↓↓↓

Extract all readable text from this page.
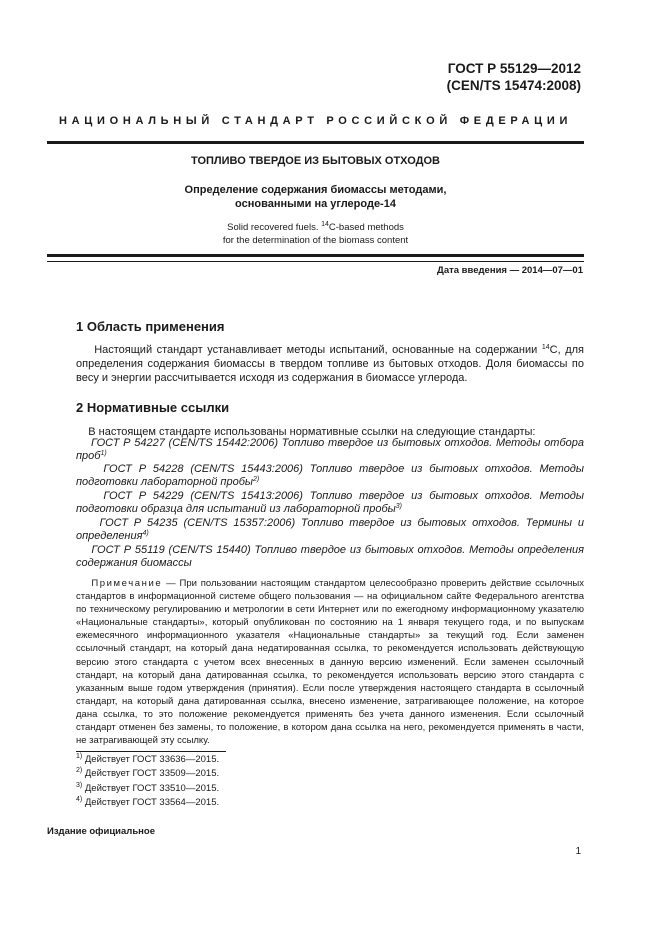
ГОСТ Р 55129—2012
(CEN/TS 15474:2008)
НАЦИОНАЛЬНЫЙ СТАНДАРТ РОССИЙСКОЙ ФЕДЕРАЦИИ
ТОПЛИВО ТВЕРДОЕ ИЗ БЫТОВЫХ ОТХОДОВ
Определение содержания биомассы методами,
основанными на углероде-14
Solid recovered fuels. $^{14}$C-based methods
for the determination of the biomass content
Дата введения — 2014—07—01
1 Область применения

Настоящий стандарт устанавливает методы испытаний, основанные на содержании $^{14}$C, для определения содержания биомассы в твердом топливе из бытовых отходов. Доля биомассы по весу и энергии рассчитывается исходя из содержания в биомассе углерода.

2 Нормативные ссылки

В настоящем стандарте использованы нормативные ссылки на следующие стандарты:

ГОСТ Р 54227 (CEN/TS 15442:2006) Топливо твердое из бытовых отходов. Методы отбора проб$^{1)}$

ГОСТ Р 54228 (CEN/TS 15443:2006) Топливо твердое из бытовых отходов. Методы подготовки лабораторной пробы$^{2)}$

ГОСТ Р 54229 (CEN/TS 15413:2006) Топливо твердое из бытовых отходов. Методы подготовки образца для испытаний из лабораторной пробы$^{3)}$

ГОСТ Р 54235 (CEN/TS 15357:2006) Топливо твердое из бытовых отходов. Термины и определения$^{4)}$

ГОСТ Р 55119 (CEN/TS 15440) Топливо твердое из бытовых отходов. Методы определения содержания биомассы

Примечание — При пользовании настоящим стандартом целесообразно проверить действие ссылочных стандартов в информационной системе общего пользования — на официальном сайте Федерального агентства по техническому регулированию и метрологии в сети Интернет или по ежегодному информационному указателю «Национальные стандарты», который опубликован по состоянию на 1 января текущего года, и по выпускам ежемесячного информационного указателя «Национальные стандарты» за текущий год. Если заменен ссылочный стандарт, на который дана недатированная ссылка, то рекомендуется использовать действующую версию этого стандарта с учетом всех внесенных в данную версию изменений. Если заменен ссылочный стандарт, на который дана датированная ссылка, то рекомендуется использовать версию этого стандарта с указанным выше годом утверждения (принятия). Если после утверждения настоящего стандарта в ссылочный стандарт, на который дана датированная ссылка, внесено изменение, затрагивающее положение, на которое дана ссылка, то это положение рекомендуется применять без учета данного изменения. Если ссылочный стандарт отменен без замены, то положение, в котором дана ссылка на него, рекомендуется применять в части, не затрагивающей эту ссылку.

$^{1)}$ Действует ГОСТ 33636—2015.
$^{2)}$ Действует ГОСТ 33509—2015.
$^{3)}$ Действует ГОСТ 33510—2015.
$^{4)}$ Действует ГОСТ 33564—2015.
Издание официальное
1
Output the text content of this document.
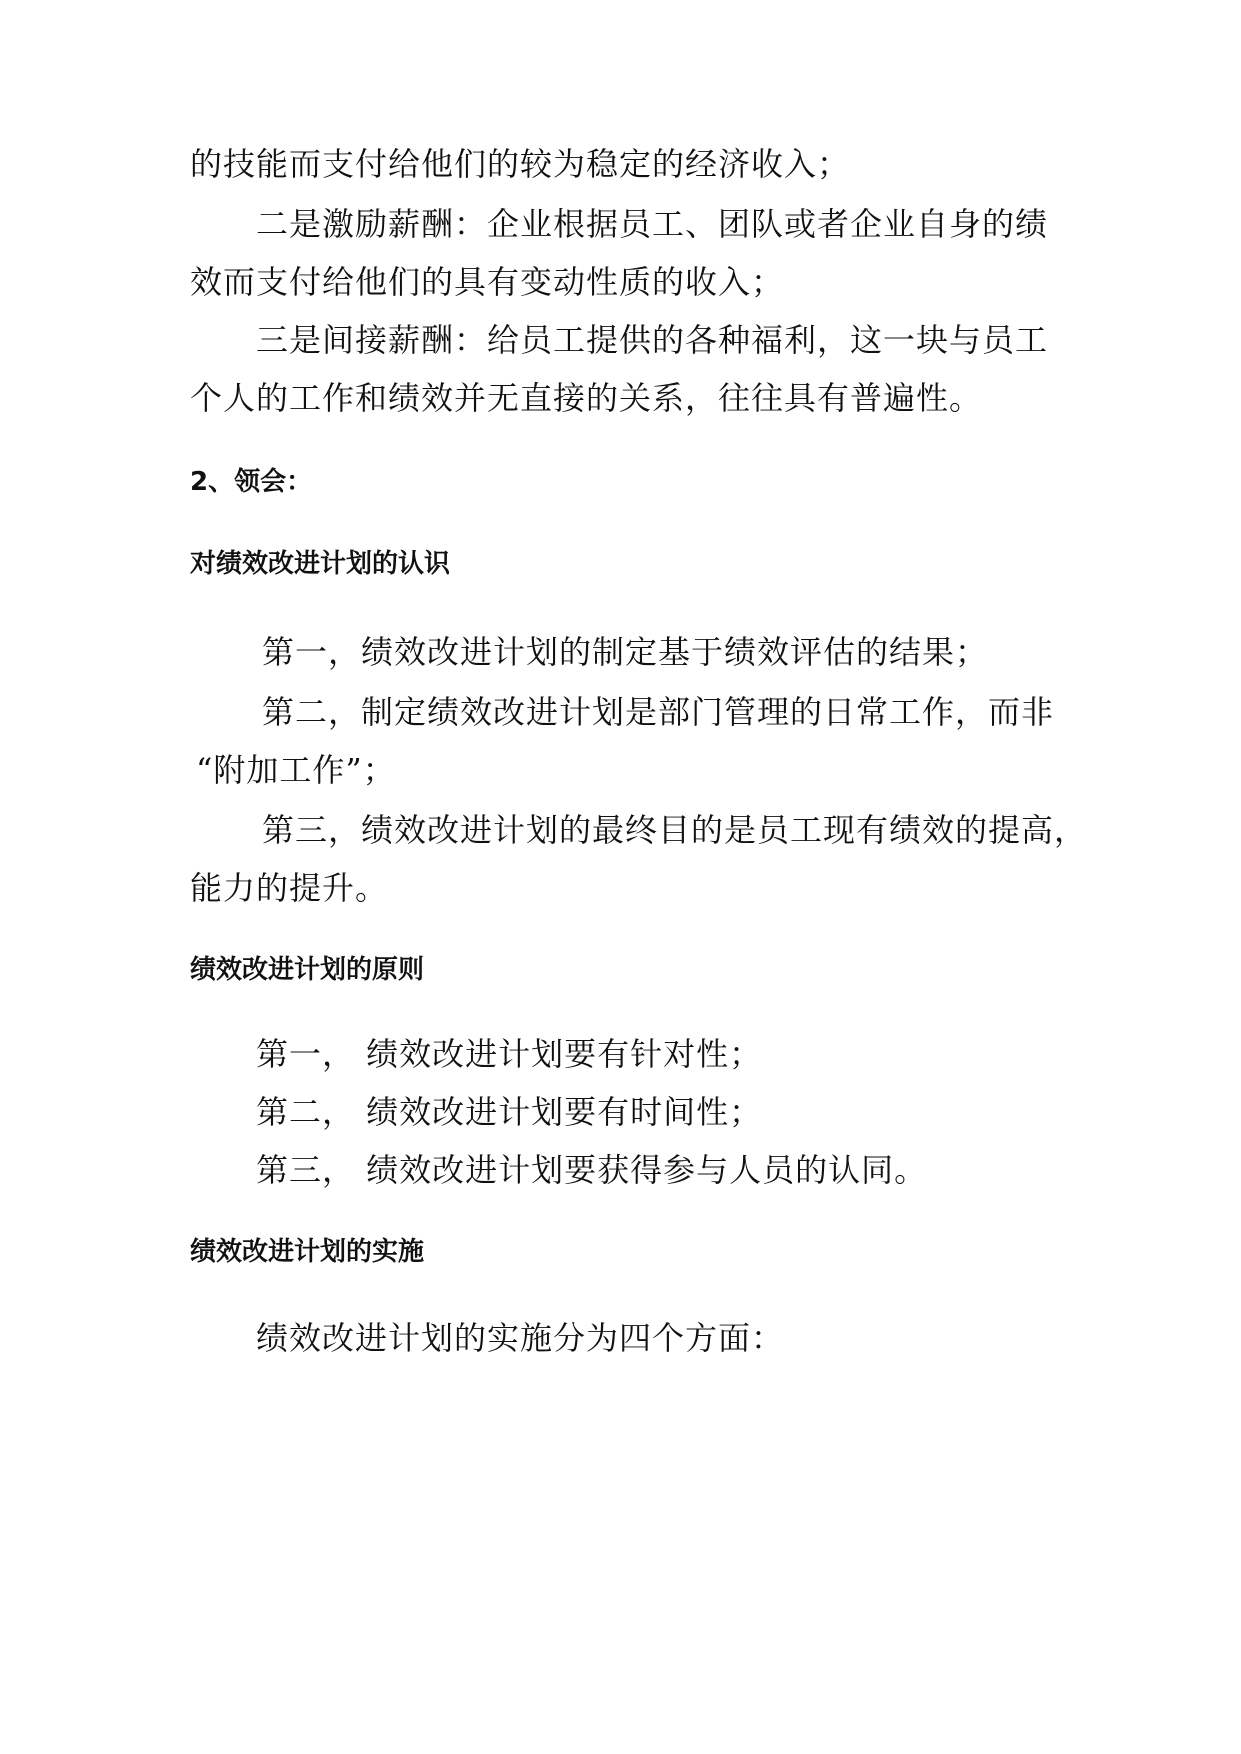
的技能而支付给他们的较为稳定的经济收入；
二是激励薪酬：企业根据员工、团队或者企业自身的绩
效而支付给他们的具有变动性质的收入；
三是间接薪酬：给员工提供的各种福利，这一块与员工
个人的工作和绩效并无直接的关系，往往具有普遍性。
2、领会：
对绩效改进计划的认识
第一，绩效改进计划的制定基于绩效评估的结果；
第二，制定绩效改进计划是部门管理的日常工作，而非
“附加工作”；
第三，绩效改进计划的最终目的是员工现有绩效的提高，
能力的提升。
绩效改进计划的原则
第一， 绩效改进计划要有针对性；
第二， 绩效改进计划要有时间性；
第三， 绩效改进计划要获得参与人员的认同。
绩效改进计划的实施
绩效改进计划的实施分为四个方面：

↑↑↑
↓↓↓

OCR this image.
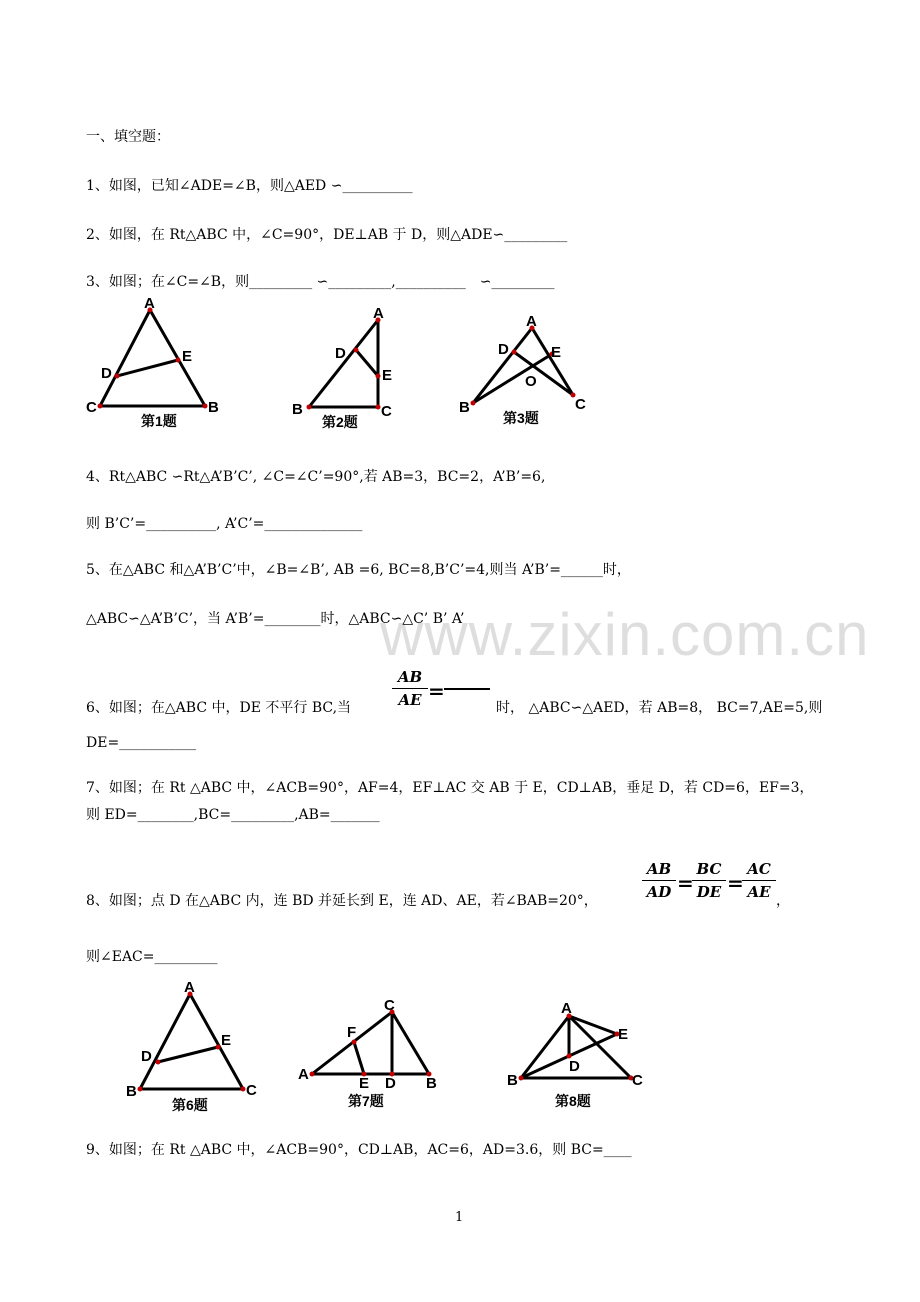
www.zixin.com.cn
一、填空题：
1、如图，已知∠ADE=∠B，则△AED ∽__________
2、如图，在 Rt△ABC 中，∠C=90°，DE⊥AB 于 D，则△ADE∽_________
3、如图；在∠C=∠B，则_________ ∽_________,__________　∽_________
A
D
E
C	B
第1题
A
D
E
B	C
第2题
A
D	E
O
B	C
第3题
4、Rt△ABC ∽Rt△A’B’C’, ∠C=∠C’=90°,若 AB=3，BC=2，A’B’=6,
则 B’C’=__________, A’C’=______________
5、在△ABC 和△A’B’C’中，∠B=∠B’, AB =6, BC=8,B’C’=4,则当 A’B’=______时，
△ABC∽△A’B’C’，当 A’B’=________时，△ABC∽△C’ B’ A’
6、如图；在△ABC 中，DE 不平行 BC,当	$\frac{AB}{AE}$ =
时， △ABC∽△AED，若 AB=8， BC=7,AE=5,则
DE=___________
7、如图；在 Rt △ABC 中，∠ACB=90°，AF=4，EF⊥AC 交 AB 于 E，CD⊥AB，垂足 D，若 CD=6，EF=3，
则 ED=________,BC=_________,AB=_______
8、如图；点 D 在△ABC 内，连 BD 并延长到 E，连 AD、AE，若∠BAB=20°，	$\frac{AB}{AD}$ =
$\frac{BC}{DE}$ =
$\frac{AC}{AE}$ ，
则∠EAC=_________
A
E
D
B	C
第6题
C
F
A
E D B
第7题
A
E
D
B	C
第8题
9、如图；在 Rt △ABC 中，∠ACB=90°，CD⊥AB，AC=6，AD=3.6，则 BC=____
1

↑↑↑

**INSTRUCTION**: From the listing above, copy out each line where the word "определения" appears.

**ANSWER TO THE TASK**:
Настоящий стандарт устанавливает методы испытаний, основанные на содержании $^{14}$C, для определения содержания биомассы в твердом топливе из бытовых отходов. Доля биомассы по весу и энергии рассчитывается исходя из содержания в биомассе углерода.
ГОСТ Р 54235 (CEN/TS 15357:2006) Топливо твердое из бытовых отходов. Термины и определения$^{4)}$
ГОСТ Р 55119 (CEN/TS 15440) Топливо твердое из бытовых отходов. Методы определения содержания биомассы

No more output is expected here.